# [AIM]
Using the data below, tally the lines that include the string "Pearson". Only the number is wanted.

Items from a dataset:
※ ※ ※

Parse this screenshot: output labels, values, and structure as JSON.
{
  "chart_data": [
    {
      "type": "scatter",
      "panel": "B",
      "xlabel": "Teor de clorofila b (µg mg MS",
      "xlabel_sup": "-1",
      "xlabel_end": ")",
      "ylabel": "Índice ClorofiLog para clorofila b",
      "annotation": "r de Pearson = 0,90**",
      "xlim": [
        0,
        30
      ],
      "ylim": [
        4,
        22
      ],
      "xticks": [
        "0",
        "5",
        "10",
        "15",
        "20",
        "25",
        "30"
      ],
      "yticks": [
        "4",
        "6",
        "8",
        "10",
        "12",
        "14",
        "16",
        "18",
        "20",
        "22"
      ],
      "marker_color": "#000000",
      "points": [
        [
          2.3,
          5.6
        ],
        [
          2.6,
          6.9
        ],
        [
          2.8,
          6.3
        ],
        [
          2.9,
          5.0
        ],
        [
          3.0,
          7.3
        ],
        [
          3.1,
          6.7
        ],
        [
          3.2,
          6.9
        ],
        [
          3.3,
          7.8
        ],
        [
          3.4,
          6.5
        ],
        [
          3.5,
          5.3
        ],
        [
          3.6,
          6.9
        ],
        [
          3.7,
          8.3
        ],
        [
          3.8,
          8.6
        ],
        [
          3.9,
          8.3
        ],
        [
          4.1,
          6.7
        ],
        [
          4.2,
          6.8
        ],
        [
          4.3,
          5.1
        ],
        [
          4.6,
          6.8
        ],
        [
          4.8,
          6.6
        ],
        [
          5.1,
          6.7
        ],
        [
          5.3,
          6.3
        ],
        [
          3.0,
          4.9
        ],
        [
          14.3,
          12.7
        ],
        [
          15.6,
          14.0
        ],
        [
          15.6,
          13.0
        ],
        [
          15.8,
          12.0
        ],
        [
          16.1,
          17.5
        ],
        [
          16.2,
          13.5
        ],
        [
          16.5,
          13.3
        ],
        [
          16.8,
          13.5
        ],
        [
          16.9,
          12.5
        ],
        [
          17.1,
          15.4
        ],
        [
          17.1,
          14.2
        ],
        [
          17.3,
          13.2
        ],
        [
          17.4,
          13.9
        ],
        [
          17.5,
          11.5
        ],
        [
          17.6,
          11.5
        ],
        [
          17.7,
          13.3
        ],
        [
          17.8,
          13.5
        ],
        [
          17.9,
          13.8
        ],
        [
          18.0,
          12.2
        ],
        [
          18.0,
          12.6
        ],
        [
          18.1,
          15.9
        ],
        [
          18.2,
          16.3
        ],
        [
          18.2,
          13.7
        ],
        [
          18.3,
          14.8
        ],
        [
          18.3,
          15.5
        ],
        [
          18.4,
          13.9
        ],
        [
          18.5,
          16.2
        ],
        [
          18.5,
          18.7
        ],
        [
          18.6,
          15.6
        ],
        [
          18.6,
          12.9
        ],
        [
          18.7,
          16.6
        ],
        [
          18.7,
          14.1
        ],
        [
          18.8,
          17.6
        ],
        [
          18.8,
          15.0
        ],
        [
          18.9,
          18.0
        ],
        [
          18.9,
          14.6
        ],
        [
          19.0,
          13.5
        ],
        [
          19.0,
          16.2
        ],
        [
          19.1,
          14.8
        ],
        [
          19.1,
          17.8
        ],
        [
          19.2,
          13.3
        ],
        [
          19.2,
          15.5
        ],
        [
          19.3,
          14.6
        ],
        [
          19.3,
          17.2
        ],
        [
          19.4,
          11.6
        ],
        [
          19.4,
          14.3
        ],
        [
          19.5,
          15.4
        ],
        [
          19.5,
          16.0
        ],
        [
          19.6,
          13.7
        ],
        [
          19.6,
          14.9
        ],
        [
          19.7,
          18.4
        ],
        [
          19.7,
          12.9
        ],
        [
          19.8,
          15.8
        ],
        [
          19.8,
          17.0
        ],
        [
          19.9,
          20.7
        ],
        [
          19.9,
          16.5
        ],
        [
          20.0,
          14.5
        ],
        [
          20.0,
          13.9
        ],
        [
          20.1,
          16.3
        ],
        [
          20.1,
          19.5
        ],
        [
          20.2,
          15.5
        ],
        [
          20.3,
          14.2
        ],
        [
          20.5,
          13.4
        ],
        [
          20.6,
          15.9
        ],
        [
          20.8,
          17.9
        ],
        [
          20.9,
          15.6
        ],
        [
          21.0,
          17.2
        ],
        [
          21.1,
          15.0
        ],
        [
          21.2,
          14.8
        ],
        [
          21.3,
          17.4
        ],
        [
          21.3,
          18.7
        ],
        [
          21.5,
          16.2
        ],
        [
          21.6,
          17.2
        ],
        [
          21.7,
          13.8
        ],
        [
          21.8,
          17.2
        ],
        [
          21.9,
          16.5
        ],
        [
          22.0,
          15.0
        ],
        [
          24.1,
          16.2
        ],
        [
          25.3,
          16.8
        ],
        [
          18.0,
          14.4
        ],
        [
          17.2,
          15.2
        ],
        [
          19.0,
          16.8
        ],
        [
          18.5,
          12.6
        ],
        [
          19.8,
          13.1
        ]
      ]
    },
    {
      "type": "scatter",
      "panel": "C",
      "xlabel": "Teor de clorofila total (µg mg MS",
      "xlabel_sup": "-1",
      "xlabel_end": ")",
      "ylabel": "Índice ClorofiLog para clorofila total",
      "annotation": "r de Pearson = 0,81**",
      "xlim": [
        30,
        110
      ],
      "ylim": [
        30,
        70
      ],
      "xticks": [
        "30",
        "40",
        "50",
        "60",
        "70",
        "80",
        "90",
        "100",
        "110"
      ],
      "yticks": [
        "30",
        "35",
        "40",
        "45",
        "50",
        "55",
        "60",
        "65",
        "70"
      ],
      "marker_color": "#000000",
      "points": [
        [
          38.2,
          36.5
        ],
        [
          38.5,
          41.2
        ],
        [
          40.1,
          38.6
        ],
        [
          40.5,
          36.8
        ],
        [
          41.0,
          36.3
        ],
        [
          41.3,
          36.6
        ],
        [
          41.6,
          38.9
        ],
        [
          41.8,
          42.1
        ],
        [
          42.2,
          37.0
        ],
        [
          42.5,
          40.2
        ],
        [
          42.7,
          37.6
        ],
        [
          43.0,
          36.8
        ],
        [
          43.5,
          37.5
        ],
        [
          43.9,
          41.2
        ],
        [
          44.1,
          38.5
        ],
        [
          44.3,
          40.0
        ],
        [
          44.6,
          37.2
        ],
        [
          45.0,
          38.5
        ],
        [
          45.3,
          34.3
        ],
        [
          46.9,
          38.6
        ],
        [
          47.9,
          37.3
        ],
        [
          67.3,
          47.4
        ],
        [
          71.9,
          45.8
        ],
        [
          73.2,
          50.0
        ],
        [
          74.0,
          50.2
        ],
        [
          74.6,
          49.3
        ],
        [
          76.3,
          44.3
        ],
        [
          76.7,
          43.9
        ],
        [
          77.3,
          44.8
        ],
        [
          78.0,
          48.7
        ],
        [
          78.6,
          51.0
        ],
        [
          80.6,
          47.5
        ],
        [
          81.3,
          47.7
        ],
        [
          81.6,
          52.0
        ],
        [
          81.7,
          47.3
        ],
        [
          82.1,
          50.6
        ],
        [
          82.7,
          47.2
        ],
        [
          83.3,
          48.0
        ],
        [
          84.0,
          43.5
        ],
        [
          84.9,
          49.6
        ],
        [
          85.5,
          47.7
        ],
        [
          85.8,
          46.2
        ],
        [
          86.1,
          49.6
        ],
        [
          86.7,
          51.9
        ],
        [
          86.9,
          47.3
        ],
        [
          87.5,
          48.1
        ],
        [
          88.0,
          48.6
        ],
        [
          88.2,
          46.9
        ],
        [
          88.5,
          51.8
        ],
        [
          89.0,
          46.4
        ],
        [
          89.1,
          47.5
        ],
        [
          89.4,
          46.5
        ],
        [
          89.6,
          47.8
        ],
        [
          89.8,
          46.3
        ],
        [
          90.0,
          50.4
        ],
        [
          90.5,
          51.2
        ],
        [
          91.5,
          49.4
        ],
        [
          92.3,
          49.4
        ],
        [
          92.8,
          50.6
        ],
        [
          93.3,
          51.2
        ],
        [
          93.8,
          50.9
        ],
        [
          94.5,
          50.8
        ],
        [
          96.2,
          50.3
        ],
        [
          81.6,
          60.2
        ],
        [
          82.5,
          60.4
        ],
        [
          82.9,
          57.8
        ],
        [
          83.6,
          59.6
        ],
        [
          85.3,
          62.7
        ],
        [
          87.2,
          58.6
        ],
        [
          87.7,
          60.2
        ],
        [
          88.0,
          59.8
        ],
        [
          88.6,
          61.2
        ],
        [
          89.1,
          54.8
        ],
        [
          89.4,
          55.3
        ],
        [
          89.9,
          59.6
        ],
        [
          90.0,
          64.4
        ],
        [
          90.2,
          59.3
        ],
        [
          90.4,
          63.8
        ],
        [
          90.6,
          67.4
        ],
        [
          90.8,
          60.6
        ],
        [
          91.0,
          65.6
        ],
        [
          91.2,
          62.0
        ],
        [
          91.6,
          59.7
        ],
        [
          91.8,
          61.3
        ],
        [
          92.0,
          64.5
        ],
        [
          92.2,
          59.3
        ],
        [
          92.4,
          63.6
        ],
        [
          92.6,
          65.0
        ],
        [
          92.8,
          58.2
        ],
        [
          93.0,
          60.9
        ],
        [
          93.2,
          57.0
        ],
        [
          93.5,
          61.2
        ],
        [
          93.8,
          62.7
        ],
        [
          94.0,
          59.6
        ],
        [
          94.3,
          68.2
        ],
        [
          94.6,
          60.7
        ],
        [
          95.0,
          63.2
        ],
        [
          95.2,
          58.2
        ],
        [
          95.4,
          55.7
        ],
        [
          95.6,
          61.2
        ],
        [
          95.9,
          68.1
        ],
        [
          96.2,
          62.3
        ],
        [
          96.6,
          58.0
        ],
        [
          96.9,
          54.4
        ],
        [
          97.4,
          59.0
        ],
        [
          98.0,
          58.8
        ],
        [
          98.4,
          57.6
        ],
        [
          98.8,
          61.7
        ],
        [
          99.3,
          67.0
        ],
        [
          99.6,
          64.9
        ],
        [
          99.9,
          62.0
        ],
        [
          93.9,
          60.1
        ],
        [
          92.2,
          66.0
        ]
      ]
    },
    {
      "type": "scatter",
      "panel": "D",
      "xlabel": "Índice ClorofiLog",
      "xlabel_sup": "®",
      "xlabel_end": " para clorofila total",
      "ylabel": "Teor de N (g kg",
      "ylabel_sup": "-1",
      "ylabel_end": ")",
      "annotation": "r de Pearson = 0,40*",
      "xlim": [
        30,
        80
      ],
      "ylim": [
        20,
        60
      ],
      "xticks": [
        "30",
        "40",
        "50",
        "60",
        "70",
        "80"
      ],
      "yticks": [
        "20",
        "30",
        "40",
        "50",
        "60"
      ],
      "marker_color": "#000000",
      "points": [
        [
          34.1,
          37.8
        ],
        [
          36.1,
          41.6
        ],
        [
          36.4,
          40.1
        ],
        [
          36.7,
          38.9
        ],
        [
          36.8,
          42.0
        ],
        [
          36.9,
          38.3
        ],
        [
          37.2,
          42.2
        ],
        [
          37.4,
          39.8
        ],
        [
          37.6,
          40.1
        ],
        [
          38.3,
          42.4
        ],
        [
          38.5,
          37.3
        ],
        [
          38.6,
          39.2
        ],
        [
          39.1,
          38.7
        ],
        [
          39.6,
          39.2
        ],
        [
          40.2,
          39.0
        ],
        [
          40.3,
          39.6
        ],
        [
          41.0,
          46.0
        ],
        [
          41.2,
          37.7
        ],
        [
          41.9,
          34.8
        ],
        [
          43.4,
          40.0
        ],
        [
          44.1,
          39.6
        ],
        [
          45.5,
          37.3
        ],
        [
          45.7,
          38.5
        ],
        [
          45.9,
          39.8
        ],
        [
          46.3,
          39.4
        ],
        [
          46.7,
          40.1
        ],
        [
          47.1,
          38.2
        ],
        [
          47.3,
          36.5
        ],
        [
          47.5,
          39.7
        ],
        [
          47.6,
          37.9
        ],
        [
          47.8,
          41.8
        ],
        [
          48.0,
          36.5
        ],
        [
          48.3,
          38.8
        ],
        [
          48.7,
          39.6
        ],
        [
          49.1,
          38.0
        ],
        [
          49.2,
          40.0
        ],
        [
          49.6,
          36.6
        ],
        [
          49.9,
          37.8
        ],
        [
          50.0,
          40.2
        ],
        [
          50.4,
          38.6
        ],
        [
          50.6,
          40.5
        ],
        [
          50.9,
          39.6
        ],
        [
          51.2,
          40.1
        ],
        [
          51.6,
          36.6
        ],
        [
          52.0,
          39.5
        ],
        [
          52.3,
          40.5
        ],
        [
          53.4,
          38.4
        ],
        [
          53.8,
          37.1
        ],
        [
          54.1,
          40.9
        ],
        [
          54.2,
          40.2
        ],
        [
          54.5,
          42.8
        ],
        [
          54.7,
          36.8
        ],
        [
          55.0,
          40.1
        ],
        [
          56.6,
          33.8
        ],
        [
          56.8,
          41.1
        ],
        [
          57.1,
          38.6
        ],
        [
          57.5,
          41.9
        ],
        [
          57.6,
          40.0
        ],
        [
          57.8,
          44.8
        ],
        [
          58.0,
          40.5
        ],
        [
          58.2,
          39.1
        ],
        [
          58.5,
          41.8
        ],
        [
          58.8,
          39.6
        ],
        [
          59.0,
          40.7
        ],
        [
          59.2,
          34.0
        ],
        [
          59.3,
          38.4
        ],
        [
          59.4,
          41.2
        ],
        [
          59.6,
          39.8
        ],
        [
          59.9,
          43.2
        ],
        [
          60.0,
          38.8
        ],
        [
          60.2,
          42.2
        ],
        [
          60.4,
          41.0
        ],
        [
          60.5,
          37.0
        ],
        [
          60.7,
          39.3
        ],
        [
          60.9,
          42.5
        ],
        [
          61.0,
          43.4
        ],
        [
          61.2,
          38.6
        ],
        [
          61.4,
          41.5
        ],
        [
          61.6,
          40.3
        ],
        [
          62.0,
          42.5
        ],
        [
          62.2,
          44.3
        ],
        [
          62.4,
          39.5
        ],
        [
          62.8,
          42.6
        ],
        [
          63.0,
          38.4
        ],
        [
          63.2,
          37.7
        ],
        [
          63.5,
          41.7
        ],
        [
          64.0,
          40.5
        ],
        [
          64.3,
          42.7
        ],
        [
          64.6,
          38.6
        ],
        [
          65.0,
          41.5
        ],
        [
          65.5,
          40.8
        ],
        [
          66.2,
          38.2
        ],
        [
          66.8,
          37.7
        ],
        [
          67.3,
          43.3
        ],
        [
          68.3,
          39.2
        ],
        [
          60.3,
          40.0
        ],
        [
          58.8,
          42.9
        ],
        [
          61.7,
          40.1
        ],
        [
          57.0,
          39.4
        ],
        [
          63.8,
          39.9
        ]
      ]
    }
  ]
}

※ ※ ※

# [SOLUTION TO THIS EXERCISE]
3